__Problem to solve__
Only lines holding the string "повышение" are wanted; copy each one from the material.

__Data shown__
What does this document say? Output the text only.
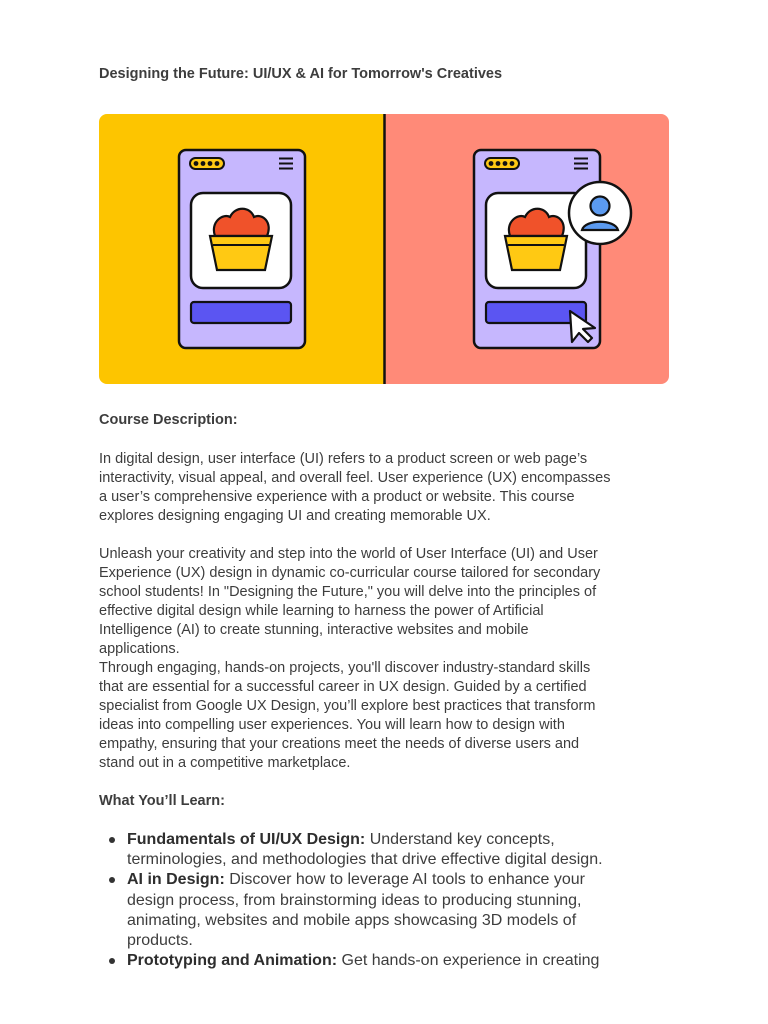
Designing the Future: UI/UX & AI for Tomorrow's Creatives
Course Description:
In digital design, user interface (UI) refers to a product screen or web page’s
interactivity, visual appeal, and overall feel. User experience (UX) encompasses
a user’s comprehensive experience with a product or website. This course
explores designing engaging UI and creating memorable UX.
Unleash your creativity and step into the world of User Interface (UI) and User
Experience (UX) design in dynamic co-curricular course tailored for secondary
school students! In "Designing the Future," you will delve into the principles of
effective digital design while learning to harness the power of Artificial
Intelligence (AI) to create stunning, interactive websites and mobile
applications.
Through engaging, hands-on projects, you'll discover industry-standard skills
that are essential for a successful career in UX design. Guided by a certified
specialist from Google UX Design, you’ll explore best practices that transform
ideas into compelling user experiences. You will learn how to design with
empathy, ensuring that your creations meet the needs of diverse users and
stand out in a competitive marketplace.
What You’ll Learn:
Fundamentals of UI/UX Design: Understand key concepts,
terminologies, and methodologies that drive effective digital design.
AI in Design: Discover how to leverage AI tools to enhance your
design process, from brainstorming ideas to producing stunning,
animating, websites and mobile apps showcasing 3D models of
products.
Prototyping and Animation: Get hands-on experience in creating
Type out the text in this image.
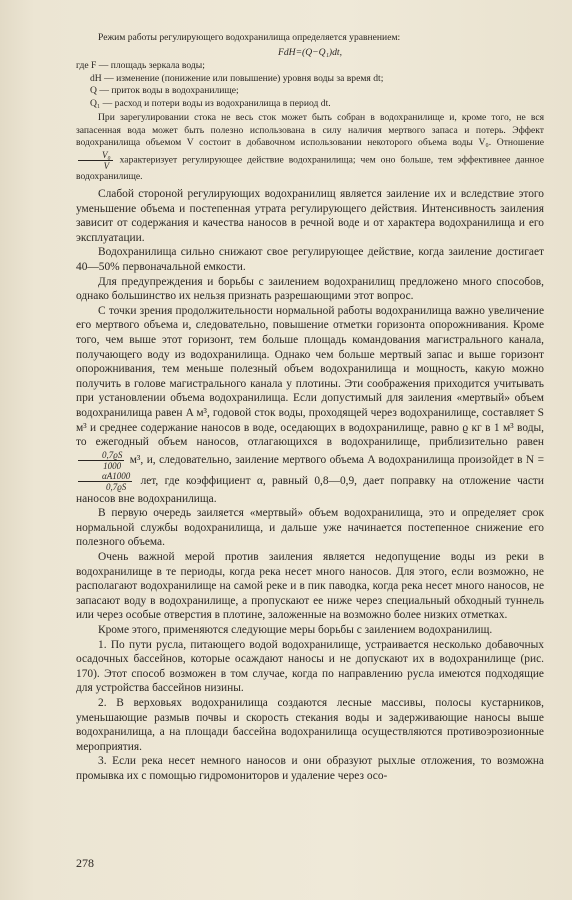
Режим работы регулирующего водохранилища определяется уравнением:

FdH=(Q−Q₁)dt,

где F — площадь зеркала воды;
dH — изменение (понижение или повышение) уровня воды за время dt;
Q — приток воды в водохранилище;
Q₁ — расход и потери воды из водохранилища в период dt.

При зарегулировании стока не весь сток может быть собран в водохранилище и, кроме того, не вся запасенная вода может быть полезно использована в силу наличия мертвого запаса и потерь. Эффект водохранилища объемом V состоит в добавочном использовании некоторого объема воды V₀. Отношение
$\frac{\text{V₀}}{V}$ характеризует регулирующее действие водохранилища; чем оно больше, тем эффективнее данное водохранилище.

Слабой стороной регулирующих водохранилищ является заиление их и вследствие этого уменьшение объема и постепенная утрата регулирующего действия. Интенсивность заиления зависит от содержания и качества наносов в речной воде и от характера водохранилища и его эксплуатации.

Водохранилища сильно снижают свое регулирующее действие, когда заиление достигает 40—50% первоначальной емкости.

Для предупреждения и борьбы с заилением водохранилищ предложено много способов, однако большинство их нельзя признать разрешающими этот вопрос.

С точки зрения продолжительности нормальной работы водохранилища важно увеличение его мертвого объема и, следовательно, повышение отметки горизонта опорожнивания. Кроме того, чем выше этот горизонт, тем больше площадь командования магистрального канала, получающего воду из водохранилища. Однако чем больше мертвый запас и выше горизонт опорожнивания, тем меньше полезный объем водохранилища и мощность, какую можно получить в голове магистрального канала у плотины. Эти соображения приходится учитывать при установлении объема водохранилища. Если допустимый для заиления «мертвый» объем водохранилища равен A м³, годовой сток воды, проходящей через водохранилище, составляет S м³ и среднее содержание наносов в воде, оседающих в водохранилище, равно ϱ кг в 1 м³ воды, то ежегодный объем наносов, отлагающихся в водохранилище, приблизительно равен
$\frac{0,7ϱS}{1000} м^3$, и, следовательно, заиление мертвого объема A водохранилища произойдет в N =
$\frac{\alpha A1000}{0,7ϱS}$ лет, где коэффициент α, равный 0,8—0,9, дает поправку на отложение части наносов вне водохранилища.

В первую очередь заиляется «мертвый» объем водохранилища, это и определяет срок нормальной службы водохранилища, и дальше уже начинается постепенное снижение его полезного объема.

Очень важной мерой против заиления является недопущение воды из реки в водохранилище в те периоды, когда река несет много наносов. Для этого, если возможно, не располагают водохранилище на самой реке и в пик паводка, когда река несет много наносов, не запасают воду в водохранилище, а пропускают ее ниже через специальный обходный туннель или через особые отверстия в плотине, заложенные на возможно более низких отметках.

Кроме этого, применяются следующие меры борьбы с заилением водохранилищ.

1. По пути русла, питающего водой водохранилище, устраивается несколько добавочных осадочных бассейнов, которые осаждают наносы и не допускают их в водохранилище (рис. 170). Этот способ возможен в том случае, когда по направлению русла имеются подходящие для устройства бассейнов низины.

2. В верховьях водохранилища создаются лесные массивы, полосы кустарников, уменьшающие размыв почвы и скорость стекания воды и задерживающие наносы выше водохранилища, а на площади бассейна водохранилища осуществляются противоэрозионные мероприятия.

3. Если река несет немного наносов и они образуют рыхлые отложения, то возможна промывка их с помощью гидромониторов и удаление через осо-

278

==

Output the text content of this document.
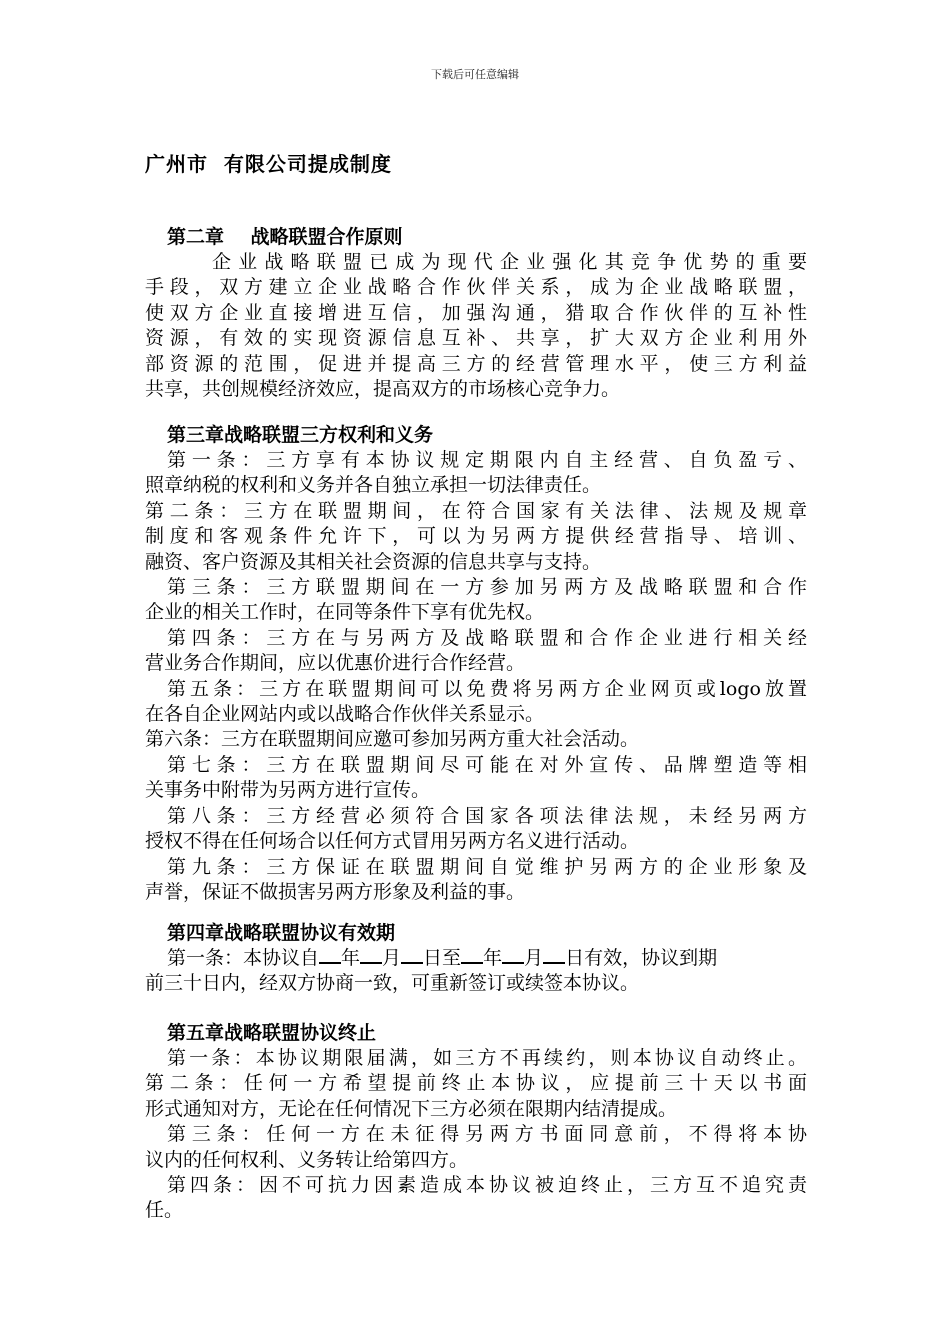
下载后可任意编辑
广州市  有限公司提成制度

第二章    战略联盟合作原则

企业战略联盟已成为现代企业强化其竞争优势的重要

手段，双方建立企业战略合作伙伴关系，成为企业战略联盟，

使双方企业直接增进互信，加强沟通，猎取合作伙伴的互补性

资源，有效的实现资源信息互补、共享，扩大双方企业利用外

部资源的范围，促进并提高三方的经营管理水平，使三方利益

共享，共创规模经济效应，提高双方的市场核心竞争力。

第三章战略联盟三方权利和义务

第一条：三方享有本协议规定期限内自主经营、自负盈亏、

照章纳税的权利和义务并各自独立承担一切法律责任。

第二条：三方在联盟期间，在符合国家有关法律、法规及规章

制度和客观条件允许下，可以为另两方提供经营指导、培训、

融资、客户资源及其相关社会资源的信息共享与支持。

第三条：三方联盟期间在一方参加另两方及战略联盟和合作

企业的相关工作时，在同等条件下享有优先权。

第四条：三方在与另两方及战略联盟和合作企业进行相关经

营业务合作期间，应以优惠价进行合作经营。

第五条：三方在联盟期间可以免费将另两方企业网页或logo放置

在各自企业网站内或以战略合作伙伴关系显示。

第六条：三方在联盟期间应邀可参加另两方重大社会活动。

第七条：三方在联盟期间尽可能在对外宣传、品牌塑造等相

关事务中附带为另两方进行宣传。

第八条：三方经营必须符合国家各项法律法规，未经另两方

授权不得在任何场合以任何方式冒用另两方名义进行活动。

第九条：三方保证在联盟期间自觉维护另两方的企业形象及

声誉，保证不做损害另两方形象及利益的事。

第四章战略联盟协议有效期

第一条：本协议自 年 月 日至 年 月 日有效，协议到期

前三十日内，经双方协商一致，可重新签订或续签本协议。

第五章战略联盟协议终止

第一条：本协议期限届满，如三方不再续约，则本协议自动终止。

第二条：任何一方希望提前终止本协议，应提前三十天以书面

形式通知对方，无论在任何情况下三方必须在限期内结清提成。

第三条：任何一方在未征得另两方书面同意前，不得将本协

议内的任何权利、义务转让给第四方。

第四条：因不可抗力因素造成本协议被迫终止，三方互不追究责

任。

__Result for this task__
dH — изменение (понижение или повышение) уровня воды за время dt;
С точки зрения продолжительности нормальной работы водохранилища важно увеличение его мертвого объема и, следовательно, повышение отметки горизонта опорожнивания. Кроме того, чем выше этот горизонт, тем больше площадь командования магистрального канала, получающего воду из водохранилища. Однако чем больше мертвый запас и выше горизонт опорожнивания, тем меньше полезный объем водохранилища и мощность, какую можно получить в голове магистрального канала у плотины. Эти соображения приходится учитывать при установлении объема водохранилища. Если допустимый для заиления «мертвый» объем водохранилища равен A м³, годовой сток воды, проходящей через водохранилище, составляет S м³ и среднее содержание наносов в воде, оседающих в водохранилище, равно ϱ кг в 1 м³ воды, то ежегодный объем наносов, отлагающихся в водохранилище, приблизительно равен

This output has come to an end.